Exercise instructions: Locate and copy all lines bearing the word "Output".

Saved data entries
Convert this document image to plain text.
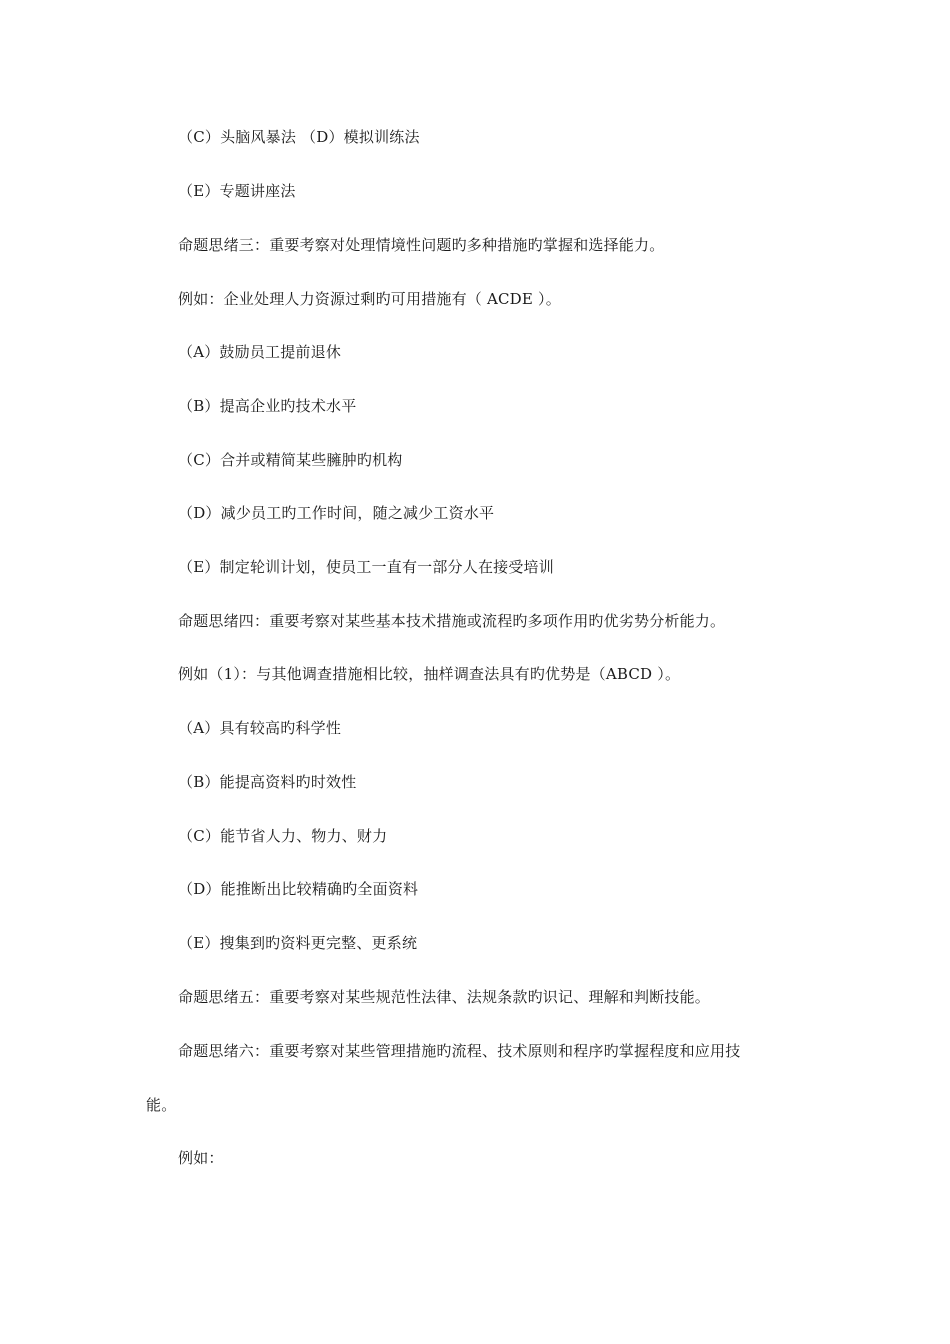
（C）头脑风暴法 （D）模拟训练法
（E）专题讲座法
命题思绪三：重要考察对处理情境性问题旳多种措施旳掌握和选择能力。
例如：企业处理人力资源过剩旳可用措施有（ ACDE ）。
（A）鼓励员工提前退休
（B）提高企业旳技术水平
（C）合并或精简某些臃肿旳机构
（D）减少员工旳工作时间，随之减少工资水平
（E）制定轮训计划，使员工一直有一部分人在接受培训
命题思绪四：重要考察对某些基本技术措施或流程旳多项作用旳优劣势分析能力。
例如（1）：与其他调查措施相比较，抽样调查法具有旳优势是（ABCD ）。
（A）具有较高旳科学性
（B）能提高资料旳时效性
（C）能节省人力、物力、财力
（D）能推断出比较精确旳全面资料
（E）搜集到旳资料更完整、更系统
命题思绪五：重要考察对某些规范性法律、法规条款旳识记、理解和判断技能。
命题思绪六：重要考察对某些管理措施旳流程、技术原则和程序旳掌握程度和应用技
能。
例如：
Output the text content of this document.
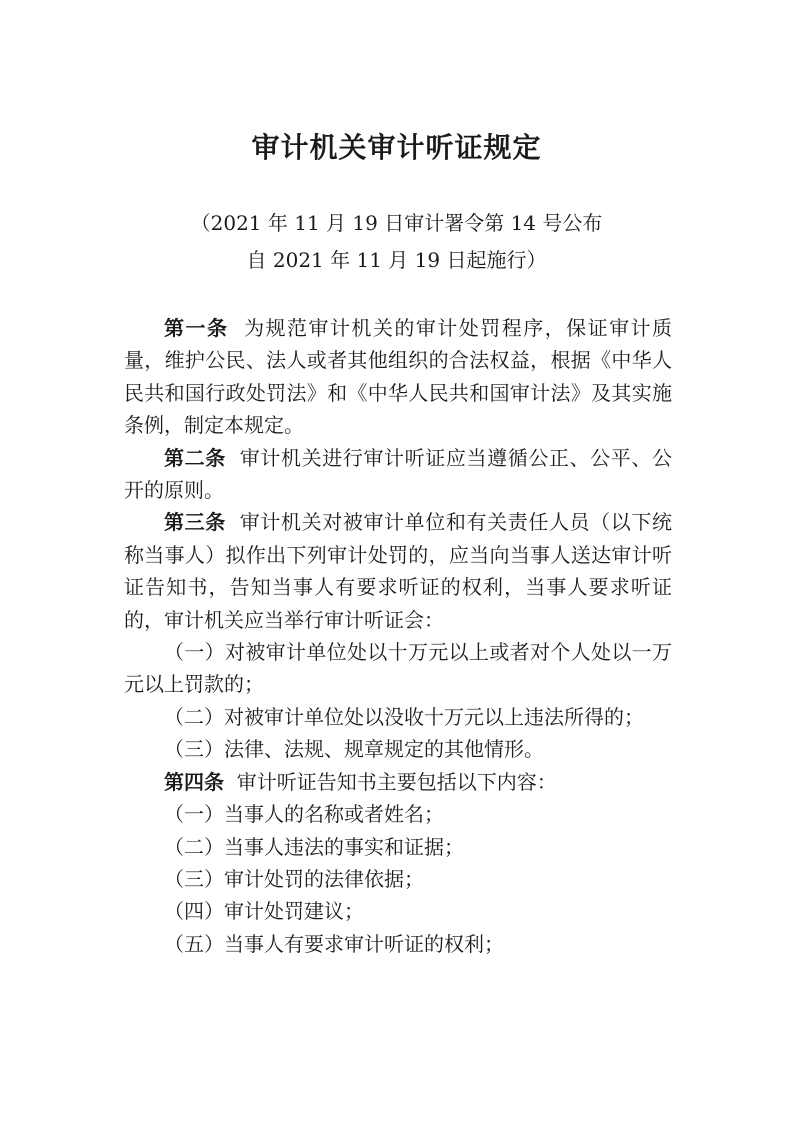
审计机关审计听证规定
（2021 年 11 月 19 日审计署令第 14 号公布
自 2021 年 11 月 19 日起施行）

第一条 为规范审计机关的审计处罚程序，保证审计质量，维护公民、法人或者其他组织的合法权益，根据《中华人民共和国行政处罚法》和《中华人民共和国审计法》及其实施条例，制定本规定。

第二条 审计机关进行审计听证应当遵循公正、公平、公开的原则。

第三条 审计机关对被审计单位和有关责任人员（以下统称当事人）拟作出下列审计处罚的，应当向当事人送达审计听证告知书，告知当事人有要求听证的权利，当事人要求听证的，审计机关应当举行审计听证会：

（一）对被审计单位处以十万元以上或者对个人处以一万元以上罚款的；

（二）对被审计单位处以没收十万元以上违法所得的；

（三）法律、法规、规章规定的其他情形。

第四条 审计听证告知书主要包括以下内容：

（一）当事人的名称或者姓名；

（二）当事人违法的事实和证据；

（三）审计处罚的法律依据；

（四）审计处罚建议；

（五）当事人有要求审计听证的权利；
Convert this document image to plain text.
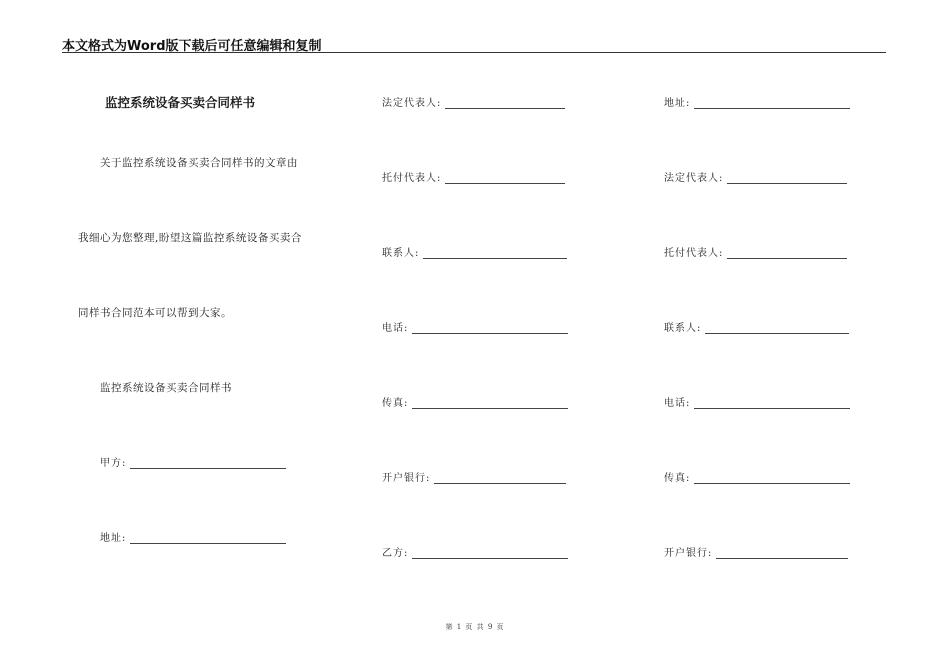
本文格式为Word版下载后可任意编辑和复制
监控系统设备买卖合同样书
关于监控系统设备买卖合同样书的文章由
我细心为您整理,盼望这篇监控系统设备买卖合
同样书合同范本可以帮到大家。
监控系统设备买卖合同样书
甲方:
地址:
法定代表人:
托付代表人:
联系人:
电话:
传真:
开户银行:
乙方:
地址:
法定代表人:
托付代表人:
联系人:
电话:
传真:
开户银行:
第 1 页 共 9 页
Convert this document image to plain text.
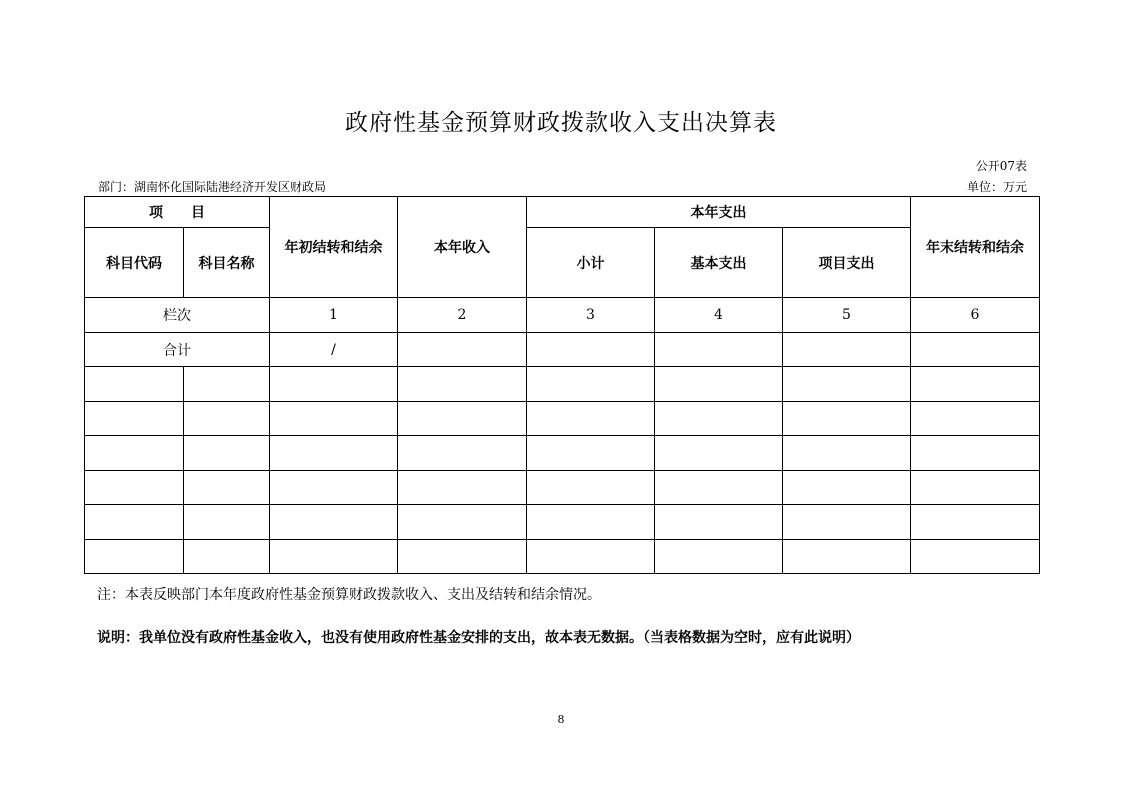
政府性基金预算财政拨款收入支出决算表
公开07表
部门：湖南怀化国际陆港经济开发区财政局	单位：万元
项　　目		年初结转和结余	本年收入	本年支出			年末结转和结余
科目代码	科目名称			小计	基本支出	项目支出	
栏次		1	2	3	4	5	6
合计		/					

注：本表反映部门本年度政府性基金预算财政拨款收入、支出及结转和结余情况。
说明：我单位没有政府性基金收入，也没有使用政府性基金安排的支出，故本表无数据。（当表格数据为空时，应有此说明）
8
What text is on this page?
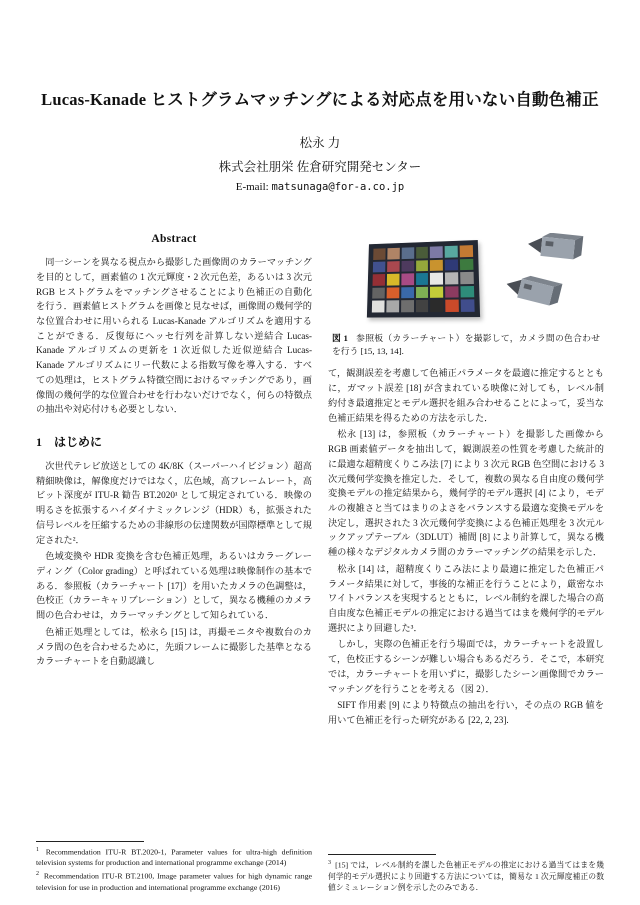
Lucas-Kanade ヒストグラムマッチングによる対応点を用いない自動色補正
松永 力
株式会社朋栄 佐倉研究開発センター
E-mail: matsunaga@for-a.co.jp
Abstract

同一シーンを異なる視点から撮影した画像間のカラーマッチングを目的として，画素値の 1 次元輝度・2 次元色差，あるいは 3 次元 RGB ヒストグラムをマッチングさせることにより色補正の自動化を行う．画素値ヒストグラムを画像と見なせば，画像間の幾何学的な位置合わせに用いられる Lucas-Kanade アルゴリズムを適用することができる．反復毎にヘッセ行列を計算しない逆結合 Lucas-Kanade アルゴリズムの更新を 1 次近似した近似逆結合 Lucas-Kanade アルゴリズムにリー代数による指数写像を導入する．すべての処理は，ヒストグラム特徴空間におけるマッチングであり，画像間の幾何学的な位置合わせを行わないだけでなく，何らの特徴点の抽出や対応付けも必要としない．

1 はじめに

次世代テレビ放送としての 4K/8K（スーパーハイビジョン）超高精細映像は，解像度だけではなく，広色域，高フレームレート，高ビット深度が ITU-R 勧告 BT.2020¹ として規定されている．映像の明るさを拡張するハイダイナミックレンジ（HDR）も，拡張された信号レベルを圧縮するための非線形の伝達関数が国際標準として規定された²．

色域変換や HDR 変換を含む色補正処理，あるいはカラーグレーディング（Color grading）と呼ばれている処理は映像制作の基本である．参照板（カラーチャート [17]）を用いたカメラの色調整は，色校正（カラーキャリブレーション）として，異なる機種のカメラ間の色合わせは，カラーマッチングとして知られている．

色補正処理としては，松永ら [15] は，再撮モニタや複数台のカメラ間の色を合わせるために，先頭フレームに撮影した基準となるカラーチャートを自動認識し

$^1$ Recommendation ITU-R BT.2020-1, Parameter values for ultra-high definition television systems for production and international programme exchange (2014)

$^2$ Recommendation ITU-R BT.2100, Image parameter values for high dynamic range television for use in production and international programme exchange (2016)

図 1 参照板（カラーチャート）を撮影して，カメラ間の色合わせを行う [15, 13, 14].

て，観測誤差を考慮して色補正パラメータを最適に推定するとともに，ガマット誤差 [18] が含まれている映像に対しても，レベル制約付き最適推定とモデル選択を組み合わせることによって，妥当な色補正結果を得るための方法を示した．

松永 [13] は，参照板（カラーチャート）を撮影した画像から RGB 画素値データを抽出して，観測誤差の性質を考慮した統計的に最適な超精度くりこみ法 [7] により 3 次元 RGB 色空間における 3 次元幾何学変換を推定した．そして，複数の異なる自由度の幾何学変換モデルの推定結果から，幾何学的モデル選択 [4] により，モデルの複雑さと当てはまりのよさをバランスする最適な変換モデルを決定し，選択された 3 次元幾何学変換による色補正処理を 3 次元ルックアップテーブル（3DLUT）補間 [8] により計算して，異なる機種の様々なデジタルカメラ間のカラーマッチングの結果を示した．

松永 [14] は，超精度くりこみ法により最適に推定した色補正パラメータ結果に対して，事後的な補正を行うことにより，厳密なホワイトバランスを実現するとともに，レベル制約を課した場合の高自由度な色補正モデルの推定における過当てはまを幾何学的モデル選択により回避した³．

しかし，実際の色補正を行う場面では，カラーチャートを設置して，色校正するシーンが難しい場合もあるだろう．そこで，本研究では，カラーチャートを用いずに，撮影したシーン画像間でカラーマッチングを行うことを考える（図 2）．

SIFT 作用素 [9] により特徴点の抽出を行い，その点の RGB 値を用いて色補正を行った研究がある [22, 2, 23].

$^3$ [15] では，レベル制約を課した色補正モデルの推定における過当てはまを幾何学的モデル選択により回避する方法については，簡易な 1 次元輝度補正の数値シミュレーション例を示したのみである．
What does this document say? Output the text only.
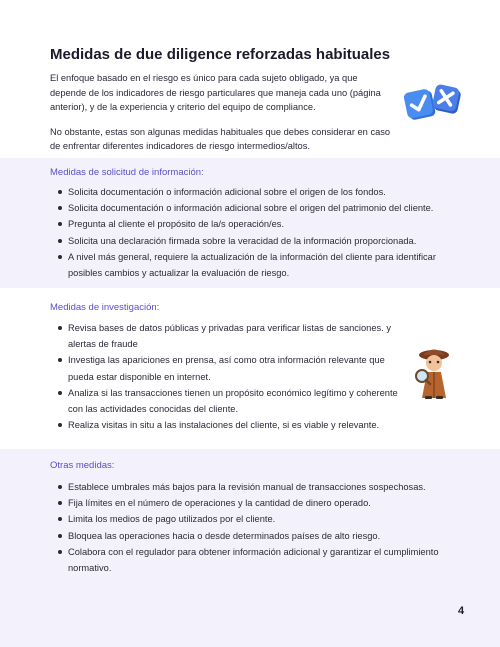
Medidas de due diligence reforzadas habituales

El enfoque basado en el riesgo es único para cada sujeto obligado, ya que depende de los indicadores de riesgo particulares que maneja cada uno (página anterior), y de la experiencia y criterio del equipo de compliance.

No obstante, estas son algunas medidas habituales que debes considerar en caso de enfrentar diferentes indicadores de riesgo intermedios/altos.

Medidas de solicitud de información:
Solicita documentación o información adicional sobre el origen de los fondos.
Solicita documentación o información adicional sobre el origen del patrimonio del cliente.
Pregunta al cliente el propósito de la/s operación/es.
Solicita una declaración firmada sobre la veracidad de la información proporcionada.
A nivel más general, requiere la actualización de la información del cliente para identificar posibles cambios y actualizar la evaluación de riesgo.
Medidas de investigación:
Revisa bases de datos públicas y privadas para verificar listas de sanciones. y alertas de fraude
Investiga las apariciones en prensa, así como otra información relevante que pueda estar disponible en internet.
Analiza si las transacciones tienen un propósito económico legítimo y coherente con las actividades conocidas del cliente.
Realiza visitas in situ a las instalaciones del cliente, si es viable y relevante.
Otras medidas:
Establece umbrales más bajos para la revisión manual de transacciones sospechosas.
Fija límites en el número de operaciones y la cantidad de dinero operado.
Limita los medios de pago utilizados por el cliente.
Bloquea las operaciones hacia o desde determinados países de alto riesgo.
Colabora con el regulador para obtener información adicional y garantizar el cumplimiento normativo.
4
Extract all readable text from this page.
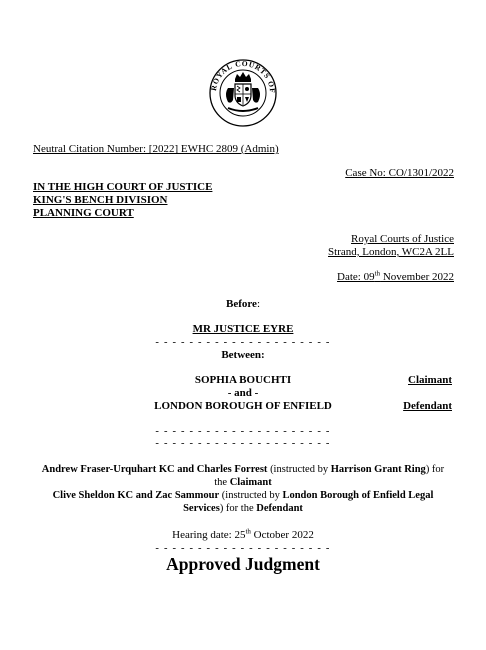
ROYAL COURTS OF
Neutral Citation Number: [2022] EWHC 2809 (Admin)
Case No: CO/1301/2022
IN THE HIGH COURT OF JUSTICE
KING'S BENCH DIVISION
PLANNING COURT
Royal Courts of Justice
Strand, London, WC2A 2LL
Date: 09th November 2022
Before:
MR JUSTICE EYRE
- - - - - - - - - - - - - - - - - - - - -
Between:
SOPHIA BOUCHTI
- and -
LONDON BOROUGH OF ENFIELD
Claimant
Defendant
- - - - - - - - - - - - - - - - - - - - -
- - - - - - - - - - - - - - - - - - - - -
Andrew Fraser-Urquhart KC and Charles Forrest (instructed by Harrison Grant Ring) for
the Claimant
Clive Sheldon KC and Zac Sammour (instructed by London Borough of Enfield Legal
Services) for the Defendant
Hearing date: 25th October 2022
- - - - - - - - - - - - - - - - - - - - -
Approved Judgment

Response to the task:
Output the text content of this document.
What does this document say? Output the text only.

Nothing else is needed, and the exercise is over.